### GIVEN INSTRUCTION:
Find the string "ezgif" in the entries and copy each line that has it.

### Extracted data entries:
::::::

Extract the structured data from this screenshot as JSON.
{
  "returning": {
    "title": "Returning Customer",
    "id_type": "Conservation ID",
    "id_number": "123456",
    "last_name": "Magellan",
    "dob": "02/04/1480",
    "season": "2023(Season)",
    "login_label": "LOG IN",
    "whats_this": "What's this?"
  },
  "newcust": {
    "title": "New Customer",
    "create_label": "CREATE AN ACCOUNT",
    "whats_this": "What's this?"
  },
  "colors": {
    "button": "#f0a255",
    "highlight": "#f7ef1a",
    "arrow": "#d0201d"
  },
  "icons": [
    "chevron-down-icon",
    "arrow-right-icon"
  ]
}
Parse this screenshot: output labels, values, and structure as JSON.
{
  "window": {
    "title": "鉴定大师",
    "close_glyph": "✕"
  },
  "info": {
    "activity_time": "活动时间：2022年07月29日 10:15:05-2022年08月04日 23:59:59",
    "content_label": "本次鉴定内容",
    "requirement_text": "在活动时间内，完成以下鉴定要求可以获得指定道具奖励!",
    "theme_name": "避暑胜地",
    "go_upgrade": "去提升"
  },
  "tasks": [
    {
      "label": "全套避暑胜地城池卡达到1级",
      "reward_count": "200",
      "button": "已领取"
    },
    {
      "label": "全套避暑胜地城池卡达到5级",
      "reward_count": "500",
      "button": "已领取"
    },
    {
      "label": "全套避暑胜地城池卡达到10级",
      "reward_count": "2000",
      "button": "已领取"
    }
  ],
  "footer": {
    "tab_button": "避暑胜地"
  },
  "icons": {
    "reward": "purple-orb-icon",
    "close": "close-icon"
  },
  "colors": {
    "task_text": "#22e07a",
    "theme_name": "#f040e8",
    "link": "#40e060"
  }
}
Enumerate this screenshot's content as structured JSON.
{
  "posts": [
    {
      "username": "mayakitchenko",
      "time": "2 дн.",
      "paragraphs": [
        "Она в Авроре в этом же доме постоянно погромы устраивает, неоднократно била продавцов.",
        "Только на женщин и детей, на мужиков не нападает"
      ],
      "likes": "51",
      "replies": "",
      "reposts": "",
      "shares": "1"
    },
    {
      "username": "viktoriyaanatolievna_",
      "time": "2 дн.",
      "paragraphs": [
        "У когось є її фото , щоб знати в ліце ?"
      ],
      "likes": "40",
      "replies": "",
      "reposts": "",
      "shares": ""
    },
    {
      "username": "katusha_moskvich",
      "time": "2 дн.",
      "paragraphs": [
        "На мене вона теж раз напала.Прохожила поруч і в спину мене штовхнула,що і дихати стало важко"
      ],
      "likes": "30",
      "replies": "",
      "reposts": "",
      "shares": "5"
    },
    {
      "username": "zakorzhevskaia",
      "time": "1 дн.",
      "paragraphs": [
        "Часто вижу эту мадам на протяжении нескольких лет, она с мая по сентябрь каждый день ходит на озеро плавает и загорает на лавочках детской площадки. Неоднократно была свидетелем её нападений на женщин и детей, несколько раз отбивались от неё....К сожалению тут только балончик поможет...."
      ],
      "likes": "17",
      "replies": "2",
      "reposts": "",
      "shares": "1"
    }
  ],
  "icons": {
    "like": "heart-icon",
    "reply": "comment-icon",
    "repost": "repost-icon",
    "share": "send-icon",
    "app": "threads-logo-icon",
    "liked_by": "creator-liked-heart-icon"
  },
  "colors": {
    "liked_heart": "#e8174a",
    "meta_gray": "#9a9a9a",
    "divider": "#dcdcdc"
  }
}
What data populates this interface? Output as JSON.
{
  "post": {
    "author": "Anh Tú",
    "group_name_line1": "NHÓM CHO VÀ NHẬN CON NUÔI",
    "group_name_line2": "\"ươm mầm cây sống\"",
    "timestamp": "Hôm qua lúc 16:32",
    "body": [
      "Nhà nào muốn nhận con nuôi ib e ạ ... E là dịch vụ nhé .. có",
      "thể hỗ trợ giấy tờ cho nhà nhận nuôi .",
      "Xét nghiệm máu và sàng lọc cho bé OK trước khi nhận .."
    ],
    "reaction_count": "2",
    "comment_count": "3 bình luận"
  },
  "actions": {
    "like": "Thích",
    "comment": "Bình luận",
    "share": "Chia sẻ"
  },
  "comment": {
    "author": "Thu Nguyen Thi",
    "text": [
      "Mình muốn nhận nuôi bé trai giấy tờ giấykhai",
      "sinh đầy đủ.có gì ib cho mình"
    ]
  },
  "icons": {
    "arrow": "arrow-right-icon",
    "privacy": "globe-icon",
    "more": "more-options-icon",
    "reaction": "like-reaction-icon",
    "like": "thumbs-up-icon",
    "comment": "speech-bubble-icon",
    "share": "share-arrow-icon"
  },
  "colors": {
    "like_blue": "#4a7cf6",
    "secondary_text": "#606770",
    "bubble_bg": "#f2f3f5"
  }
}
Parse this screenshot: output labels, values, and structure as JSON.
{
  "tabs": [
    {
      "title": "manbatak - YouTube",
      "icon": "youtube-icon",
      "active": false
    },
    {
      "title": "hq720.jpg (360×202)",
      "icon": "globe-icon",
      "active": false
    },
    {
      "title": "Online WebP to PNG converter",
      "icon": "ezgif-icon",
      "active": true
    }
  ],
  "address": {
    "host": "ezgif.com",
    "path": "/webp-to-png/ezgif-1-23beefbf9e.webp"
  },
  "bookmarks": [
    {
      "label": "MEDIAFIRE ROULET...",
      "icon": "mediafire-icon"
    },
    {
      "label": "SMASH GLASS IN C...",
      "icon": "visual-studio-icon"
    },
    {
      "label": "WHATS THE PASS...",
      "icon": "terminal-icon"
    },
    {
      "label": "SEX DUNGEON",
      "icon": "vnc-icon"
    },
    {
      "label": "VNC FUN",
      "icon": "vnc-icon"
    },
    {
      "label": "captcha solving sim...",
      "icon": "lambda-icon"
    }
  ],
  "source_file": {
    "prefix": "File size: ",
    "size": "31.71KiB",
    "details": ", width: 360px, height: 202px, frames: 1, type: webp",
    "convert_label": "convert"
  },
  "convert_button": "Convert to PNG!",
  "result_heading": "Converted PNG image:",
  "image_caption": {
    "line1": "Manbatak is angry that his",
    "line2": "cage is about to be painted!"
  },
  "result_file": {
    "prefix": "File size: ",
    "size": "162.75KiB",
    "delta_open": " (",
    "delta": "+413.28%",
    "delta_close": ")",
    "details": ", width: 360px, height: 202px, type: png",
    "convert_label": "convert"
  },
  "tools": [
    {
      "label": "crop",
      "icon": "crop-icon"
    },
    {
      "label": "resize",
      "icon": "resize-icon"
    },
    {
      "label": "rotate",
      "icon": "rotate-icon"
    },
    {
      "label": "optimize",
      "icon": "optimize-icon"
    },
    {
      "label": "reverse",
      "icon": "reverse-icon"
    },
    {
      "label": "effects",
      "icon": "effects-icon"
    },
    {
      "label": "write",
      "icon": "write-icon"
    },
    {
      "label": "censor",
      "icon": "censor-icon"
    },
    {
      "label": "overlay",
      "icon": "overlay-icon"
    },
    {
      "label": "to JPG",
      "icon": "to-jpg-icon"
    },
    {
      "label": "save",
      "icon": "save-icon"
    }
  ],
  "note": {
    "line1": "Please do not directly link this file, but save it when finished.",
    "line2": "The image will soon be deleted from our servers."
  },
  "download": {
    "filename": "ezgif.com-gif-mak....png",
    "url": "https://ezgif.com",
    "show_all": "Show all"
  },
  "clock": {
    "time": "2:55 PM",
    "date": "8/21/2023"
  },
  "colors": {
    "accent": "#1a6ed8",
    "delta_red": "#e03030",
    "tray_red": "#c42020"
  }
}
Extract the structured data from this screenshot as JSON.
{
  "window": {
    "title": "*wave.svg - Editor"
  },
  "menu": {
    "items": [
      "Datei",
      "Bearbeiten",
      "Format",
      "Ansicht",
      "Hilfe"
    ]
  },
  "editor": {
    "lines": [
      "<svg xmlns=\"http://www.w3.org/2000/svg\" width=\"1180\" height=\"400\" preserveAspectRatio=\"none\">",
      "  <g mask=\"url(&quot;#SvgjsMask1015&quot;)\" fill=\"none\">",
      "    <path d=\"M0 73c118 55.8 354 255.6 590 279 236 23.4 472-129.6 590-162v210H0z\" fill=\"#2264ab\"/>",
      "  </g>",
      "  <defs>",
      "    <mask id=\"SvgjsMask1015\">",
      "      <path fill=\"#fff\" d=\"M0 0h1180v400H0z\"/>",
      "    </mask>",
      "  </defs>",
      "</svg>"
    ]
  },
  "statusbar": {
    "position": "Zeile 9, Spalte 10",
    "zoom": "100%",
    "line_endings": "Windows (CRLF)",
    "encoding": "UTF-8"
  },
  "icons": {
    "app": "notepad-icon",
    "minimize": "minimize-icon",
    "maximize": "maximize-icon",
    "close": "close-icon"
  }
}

::::::

### SOLUTION TO THIS TASK:
      "icon": "ezgif-icon",
    "host": "ezgif.com",
    "path": "/webp-to-png/ezgif-1-23beefbf9e.webp"
    "filename": "ezgif.com-gif-mak....png",
    "url": "https://ezgif.com",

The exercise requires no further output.